(Data entries)
* * * *

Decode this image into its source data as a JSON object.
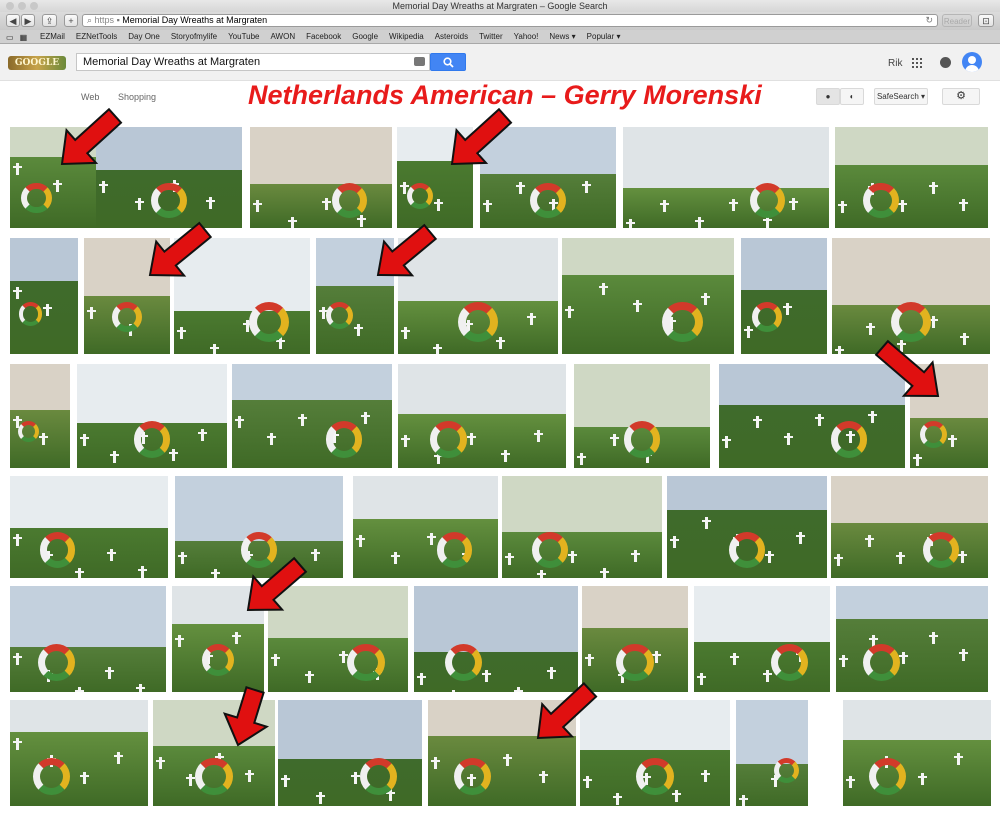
{
  "window": {
    "title": "Memorial Day Wreaths at Margraten – Google Search"
  },
  "toolbar": {
    "url_scheme": "https",
    "url_text": "Memorial Day Wreaths at Margraten",
    "reader_label": "Reader"
  },
  "bookmarks": [
    "EZMail",
    "EZNetTools",
    "Day One",
    "Storyofmylife",
    "YouTube",
    "AWON",
    "Facebook",
    "Google",
    "Wikipedia",
    "Asteroids",
    "Twitter",
    "Yahoo!",
    "News ▾",
    "Popular ▾"
  ],
  "search": {
    "query": "Memorial Day Wreaths at Margraten"
  },
  "header": {
    "user": "Rik"
  },
  "nav": {
    "web": "Web",
    "shopping": "Shopping"
  },
  "headline": "Netherlands American – Gerry Morenski",
  "controls": {
    "safesearch": "SafeSearch ▾"
  },
  "colors": {
    "accent": "#4285f4",
    "headline": "#e81b1b",
    "arrow": "#e01010"
  },
  "results_rows": [
    {
      "row": 1,
      "thumbnails": 7,
      "highlighted": [
        1,
        4
      ]
    },
    {
      "row": 2,
      "thumbnails": 8,
      "highlighted": [
        2,
        5
      ]
    },
    {
      "row": 3,
      "thumbnails": 8,
      "highlighted": [
        8
      ]
    },
    {
      "row": 4,
      "thumbnails": 7,
      "highlighted": []
    },
    {
      "row": 5,
      "thumbnails": 7,
      "highlighted": [
        2
      ]
    },
    {
      "row": 6,
      "thumbnails": 8,
      "highlighted": [
        2,
        4
      ]
    }
  ]
}
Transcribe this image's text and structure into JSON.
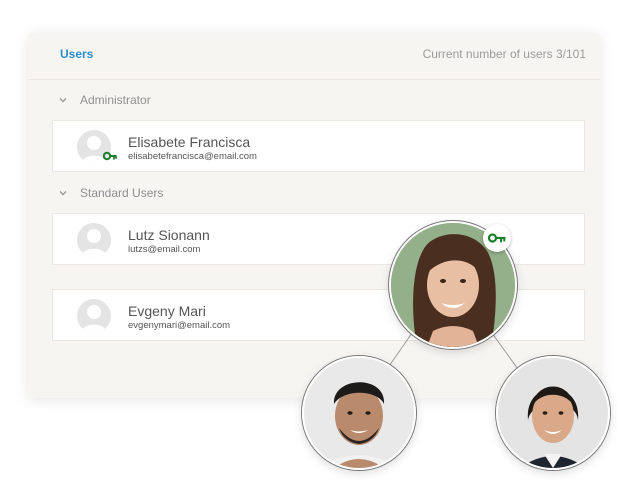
{
  "header": {
    "tab_label": "Users",
    "user_count_text": "Current number of users 3/101"
  },
  "sections": [
    {
      "title": "Administrator",
      "users": [
        {
          "name": "Elisabete Francisca",
          "email": "elisabetefrancisca@email.com",
          "has_key": true
        }
      ]
    },
    {
      "title": "Standard Users",
      "users": [
        {
          "name": "Lutz Sionann",
          "email": "lutzs@email.com"
        },
        {
          "name": "Evgeny Mari",
          "email": "evgenymari@email.com"
        }
      ]
    }
  ],
  "colors": {
    "accent": "#2a8fc9",
    "key": "#1a7f2b",
    "panel_bg": "#f7f5f2"
  },
  "icons": {
    "section_toggle": "chevron-down-icon",
    "admin_badge": "key-icon",
    "avatar_placeholder": "user-avatar-icon"
  }
}
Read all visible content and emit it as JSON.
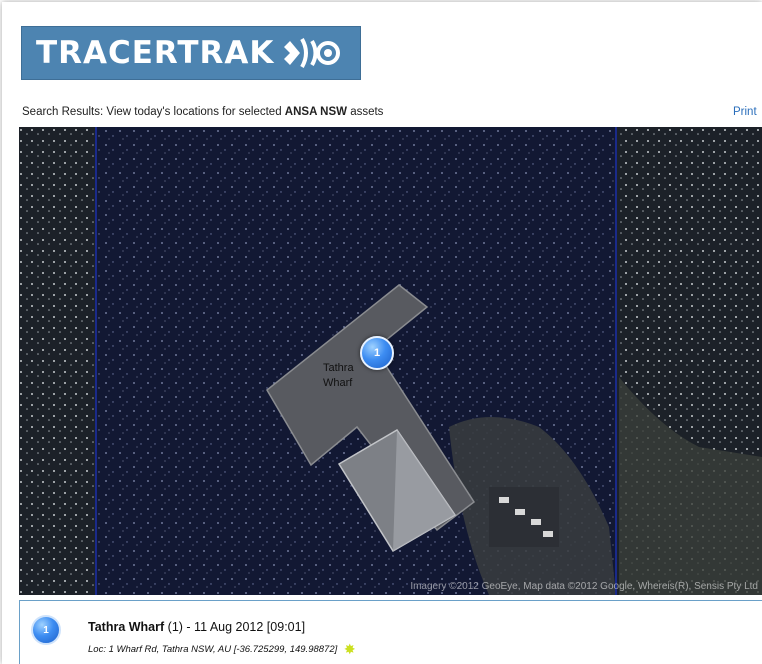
{
  "logo": {
    "text": "TRACERTRAK"
  },
  "search": {
    "prefix": "Search Results: View today's locations for selected",
    "group": "ANSA NSW",
    "suffix": "assets"
  },
  "print_label": "Print",
  "map": {
    "marker_number": "1",
    "place_label_line1": "Tathra",
    "place_label_line2": "Wharf",
    "attribution": "Imagery ©2012 GeoEye, Map data ©2012 Google, Whereis(R), Sensis Pty Ltd"
  },
  "result": {
    "marker_number": "1",
    "name": "Tathra Wharf",
    "count": "(1)",
    "date": "- 11 Aug 2012 [09:01]",
    "location": "Loc: 1 Wharf Rd, Tathra NSW, AU [-36.725299, 149.98872]",
    "status_icon": "star-icon"
  }
}
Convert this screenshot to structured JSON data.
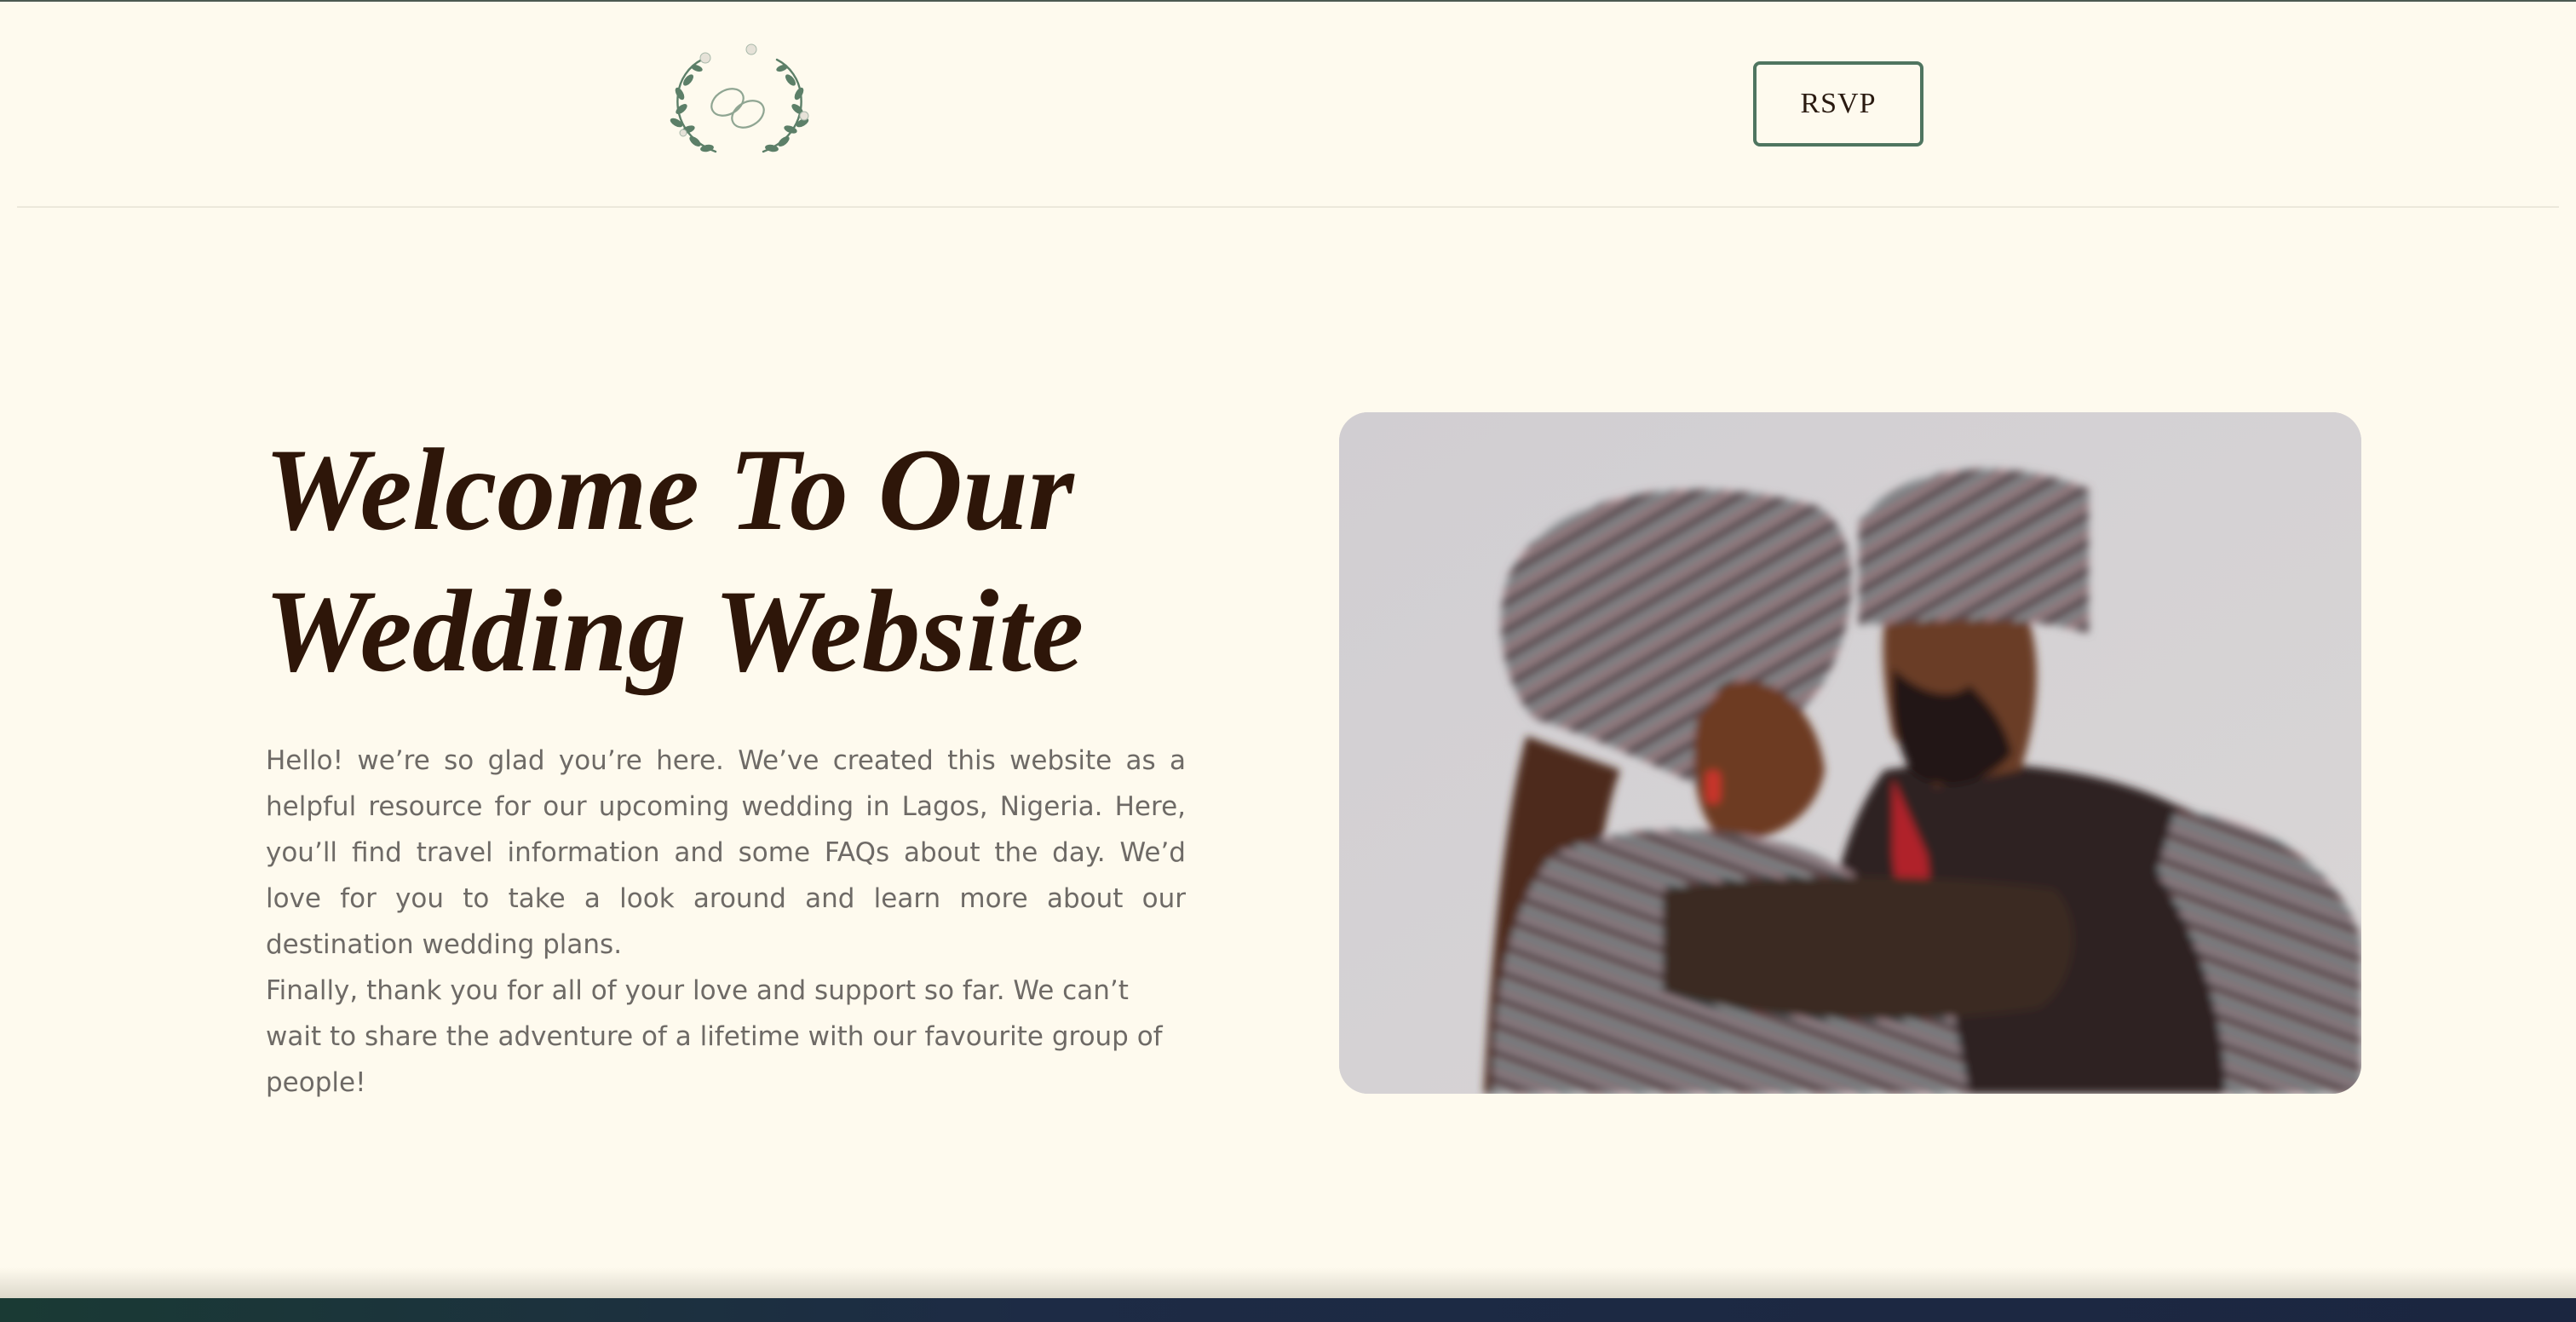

* * * *

A faithful copy of the records above is needed, with the pictures left out.

Decode this image into its source data as a JSON object.
{
  "window": {
    "title": "Memorial Day Wreaths at Margraten – Google Search"
  },
  "toolbar": {
    "url_scheme": "https",
    "url_text": "Memorial Day Wreaths at Margraten",
    "reader_label": "Reader"
  },
  "bookmarks": [
    "EZMail",
    "EZNetTools",
    "Day One",
    "Storyofmylife",
    "YouTube",
    "AWON",
    "Facebook",
    "Google",
    "Wikipedia",
    "Asteroids",
    "Twitter",
    "Yahoo!",
    "News ▾",
    "Popular ▾"
  ],
  "search": {
    "query": "Memorial Day Wreaths at Margraten"
  },
  "header": {
    "user": "Rik"
  },
  "nav": {
    "web": "Web",
    "shopping": "Shopping"
  },
  "headline": "Netherlands American – Gerry Morenski",
  "controls": {
    "safesearch": "SafeSearch ▾"
  },
  "colors": {
    "accent": "#4285f4",
    "headline": "#e81b1b",
    "arrow": "#e01010"
  },
  "results_rows": [
    {
      "row": 1,
      "thumbnails": 7,
      "highlighted": [
        1,
        4
      ]
    },
    {
      "row": 2,
      "thumbnails": 8,
      "highlighted": [
        2,
        5
      ]
    },
    {
      "row": 3,
      "thumbnails": 8,
      "highlighted": [
        8
      ]
    },
    {
      "row": 4,
      "thumbnails": 7,
      "highlighted": []
    },
    {
      "row": 5,
      "thumbnails": 7,
      "highlighted": [
        2
      ]
    },
    {
      "row": 6,
      "thumbnails": 8,
      "highlighted": [
        2,
        4
      ]
    }
  ]
}
Transcribe this image's text and structure into JSON.
{
  "header": {
    "tab_label": "Users",
    "user_count_text": "Current number of users 3/101"
  },
  "sections": [
    {
      "title": "Administrator",
      "users": [
        {
          "name": "Elisabete Francisca",
          "email": "elisabetefrancisca@email.com",
          "has_key": true
        }
      ]
    },
    {
      "title": "Standard Users",
      "users": [
        {
          "name": "Lutz Sionann",
          "email": "lutzs@email.com"
        },
        {
          "name": "Evgeny Mari",
          "email": "evgenymari@email.com"
        }
      ]
    }
  ],
  "colors": {
    "accent": "#2a8fc9",
    "key": "#1a7f2b",
    "panel_bg": "#f7f5f2"
  },
  "icons": {
    "section_toggle": "chevron-down-icon",
    "admin_badge": "key-icon",
    "avatar_placeholder": "user-avatar-icon"
  }
}
Read all visible content and emit it as JSON.
{
  "logo": {
    "text": "TRACERTRAK"
  },
  "search": {
    "prefix": "Search Results: View today's locations for selected",
    "group": "ANSA NSW",
    "suffix": "assets"
  },
  "print_label": "Print",
  "map": {
    "marker_number": "1",
    "place_label_line1": "Tathra",
    "place_label_line2": "Wharf",
    "attribution": "Imagery ©2012 GeoEye, Map data ©2012 Google, Whereis(R), Sensis Pty Ltd"
  },
  "result": {
    "marker_number": "1",
    "name": "Tathra Wharf",
    "count": "(1)",
    "date": "- 11 Aug 2012 [09:01]",
    "location": "Loc: 1 Wharf Rd, Tathra NSW, AU [-36.725299, 149.98872]",
    "status_icon": "star-icon"
  }
}
Convert this screenshot to structured JSON data.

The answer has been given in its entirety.